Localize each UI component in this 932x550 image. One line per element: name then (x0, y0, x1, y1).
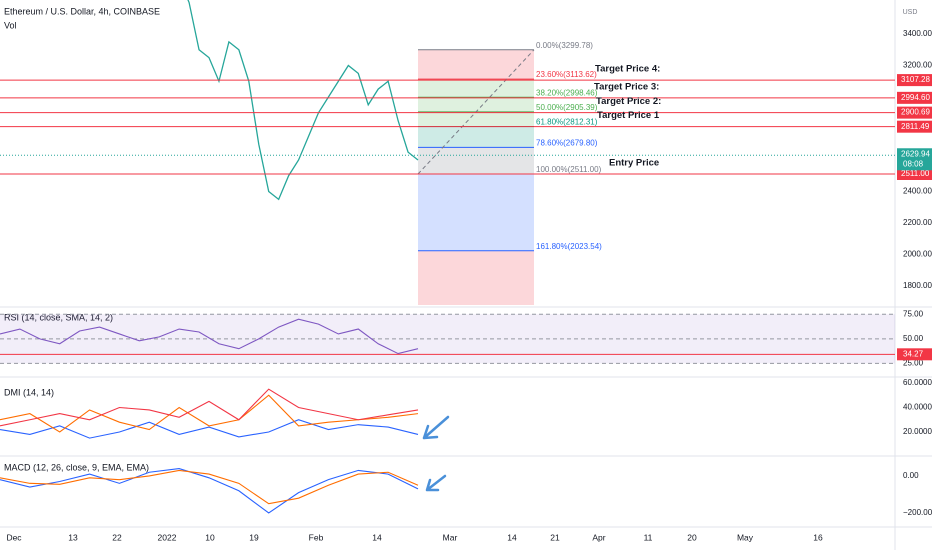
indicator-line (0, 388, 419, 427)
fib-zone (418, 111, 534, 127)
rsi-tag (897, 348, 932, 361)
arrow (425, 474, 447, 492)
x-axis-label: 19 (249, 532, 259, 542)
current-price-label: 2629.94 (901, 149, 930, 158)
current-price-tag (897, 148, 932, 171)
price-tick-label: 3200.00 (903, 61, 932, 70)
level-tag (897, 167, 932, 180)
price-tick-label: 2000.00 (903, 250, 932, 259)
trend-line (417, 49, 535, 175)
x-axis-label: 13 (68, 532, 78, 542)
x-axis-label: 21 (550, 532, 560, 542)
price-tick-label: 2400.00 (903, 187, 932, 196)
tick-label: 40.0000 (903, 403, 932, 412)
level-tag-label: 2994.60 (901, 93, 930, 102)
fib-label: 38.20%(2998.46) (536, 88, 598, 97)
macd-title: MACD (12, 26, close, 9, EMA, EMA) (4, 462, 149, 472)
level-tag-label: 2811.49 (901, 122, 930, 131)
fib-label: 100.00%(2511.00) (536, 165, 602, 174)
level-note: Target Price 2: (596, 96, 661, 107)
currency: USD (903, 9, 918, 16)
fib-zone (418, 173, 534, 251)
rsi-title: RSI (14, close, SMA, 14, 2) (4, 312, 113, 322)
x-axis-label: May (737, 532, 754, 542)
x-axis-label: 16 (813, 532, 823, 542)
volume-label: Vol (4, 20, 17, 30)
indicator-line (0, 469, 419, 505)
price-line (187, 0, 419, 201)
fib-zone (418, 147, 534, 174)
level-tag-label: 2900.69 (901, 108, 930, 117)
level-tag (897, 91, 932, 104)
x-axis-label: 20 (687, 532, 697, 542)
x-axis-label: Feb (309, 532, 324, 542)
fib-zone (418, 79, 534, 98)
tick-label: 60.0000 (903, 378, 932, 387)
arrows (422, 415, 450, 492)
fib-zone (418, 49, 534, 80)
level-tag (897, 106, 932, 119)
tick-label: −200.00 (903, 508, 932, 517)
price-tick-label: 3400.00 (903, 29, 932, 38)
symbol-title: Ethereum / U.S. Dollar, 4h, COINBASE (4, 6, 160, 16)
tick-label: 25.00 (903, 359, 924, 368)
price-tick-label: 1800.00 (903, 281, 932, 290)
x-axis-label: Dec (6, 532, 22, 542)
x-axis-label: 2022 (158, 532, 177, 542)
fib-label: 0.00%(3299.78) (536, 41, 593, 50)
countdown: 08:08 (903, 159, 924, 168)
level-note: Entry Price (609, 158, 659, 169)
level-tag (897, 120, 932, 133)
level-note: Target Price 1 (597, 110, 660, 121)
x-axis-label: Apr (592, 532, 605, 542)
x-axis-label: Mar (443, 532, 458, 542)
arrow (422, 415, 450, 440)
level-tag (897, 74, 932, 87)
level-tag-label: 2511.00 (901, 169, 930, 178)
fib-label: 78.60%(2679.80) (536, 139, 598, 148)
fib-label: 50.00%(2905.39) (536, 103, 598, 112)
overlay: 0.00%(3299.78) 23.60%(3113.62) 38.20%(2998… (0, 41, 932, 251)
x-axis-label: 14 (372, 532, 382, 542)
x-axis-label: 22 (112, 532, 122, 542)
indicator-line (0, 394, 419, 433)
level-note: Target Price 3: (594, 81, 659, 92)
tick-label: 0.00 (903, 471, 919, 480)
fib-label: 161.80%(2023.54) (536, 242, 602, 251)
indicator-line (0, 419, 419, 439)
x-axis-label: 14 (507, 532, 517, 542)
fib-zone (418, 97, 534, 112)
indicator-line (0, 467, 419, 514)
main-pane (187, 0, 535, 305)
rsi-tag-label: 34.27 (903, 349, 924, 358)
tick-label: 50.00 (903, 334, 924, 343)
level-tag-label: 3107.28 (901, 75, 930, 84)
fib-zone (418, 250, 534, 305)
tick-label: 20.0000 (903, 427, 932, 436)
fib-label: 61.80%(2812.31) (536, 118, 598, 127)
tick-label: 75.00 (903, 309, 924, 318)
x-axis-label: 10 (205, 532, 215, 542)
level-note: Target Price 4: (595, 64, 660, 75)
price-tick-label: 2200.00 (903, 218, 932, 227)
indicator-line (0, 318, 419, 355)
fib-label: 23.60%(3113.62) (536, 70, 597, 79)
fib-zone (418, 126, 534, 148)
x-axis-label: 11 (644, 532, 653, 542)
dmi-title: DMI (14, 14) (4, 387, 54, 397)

● ● ●

**Task brief**. Could you reproduce every line of the data above verbatim, leaving out the picture?

**Result for this exercise**.
Localize each UI component in this 932x550 image. One line per element: name then (x0, y0, x1, y1).
indicator-line (0, 388, 419, 427)
fib-zone (418, 111, 534, 127)
rsi-tag (897, 348, 932, 361)
arrow (425, 474, 447, 492)
x-axis-label: 19 (249, 532, 259, 542)
current-price-label: 2629.94 (901, 149, 930, 158)
current-price-tag (897, 148, 932, 171)
price-tick-label: 3200.00 (903, 61, 932, 70)
level-tag (897, 167, 932, 180)
price-tick-label: 2000.00 (903, 250, 932, 259)
trend-line (417, 49, 535, 175)
x-axis-label: 13 (68, 532, 78, 542)
x-axis-label: 21 (550, 532, 560, 542)
price-tick-label: 2400.00 (903, 187, 932, 196)
tick-label: 40.0000 (903, 403, 932, 412)
level-tag-label: 2994.60 (901, 93, 930, 102)
fib-label: 38.20%(2998.46) (536, 88, 598, 97)
macd-title: MACD (12, 26, close, 9, EMA, EMA) (4, 462, 149, 472)
level-tag-label: 2811.49 (901, 122, 930, 131)
fib-label: 100.00%(2511.00) (536, 165, 602, 174)
level-note: Target Price 2: (596, 96, 661, 107)
currency: USD (903, 9, 918, 16)
fib-zone (418, 173, 534, 251)
rsi-title: RSI (14, close, SMA, 14, 2) (4, 312, 113, 322)
x-axis-label: May (737, 532, 754, 542)
x-axis-label: 16 (813, 532, 823, 542)
volume-label: Vol (4, 20, 17, 30)
indicator-line (0, 469, 419, 505)
price-line (187, 0, 419, 201)
fib-zone (418, 147, 534, 174)
level-tag-label: 2900.69 (901, 108, 930, 117)
level-tag (897, 91, 932, 104)
x-axis-label: 20 (687, 532, 697, 542)
x-axis-label: Feb (309, 532, 324, 542)
fib-zone (418, 79, 534, 98)
tick-label: 60.0000 (903, 378, 932, 387)
arrows (422, 415, 450, 492)
fib-zone (418, 49, 534, 80)
level-tag (897, 106, 932, 119)
tick-label: −200.00 (903, 508, 932, 517)
price-tick-label: 3400.00 (903, 29, 932, 38)
symbol-title: Ethereum / U.S. Dollar, 4h, COINBASE (4, 6, 160, 16)
tick-label: 25.00 (903, 359, 924, 368)
price-tick-label: 1800.00 (903, 281, 932, 290)
x-axis-label: Dec (6, 532, 22, 542)
x-axis-label: 2022 (158, 532, 177, 542)
fib-label: 0.00%(3299.78) (536, 41, 593, 50)
countdown: 08:08 (903, 159, 924, 168)
level-note: Entry Price (609, 158, 659, 169)
level-tag (897, 120, 932, 133)
level-note: Target Price 1 (597, 110, 660, 121)
x-axis-label: Apr (592, 532, 605, 542)
x-axis-label: Mar (443, 532, 458, 542)
arrow (422, 415, 450, 440)
level-tag (897, 74, 932, 87)
level-tag-label: 2511.00 (901, 169, 930, 178)
fib-label: 78.60%(2679.80) (536, 139, 598, 148)
fib-label: 50.00%(2905.39) (536, 103, 598, 112)
overlay: 0.00%(3299.78) 23.60%(3113.62) 38.20%(2998… (0, 41, 932, 251)
x-axis-label: 14 (372, 532, 382, 542)
x-axis-label: 22 (112, 532, 122, 542)
indicator-line (0, 394, 419, 433)
level-note: Target Price 3: (594, 81, 659, 92)
tick-label: 0.00 (903, 471, 919, 480)
fib-label: 161.80%(2023.54) (536, 242, 602, 251)
indicator-line (0, 419, 419, 439)
x-axis-label: 14 (507, 532, 517, 542)
fib-zone (418, 97, 534, 112)
indicator-line (0, 467, 419, 514)
main-pane (187, 0, 535, 305)
rsi-tag-label: 34.27 (903, 349, 924, 358)
tick-label: 50.00 (903, 334, 924, 343)
level-tag-label: 3107.28 (901, 75, 930, 84)
fib-zone (418, 250, 534, 305)
tick-label: 20.0000 (903, 427, 932, 436)
fib-label: 61.80%(2812.31) (536, 118, 598, 127)
tick-label: 75.00 (903, 309, 924, 318)
x-axis-label: 10 (205, 532, 215, 542)
level-note: Target Price 4: (595, 64, 660, 75)
price-tick-label: 2200.00 (903, 218, 932, 227)
indicator-line (0, 318, 419, 355)
fib-label: 23.60%(3113.62) (536, 70, 597, 79)
fib-zone (418, 126, 534, 148)
x-axis-label: 11 (644, 532, 653, 542)
dmi-title: DMI (14, 14) (4, 387, 54, 397)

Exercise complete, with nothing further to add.